> WHAT TO PRODUCE
Retype all material exactly. Pictures stay out of the copy.
--------------------
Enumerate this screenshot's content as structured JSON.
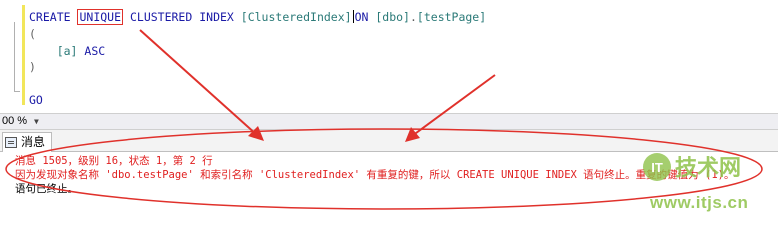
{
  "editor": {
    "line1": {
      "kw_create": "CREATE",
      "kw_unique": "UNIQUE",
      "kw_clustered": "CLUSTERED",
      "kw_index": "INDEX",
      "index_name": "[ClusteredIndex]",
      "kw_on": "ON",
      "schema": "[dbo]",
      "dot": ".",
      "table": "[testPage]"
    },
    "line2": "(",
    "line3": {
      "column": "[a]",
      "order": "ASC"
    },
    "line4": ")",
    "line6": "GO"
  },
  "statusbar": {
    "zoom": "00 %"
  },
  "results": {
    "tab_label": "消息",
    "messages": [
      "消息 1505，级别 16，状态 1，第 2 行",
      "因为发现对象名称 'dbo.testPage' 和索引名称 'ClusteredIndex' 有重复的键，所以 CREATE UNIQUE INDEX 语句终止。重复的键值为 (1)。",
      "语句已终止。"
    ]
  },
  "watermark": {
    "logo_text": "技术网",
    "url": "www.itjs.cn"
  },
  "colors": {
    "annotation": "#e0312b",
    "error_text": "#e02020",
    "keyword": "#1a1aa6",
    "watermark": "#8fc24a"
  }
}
--------------------
> IN RESPONSE
Enumerate this screenshot's content as structured JSON.
{
  "editor": {
    "line1": {
      "kw_create": "CREATE",
      "kw_unique": "UNIQUE",
      "kw_clustered": "CLUSTERED",
      "kw_index": "INDEX",
      "index_name": "[ClusteredIndex]",
      "kw_on": "ON",
      "schema": "[dbo]",
      "dot": ".",
      "table": "[testPage]"
    },
    "line2": "(",
    "line3": {
      "column": "[a]",
      "order": "ASC"
    },
    "line4": ")",
    "line6": "GO"
  },
  "statusbar": {
    "zoom": "00 %"
  },
  "results": {
    "tab_label": "消息",
    "messages": [
      "消息 1505，级别 16，状态 1，第 2 行",
      "因为发现对象名称 'dbo.testPage' 和索引名称 'ClusteredIndex' 有重复的键，所以 CREATE UNIQUE INDEX 语句终止。重复的键值为 (1)。",
      "语句已终止。"
    ]
  },
  "watermark": {
    "logo_text": "技术网",
    "url": "www.itjs.cn"
  },
  "colors": {
    "annotation": "#e0312b",
    "error_text": "#e02020",
    "keyword": "#1a1aa6",
    "watermark": "#8fc24a"
  }
}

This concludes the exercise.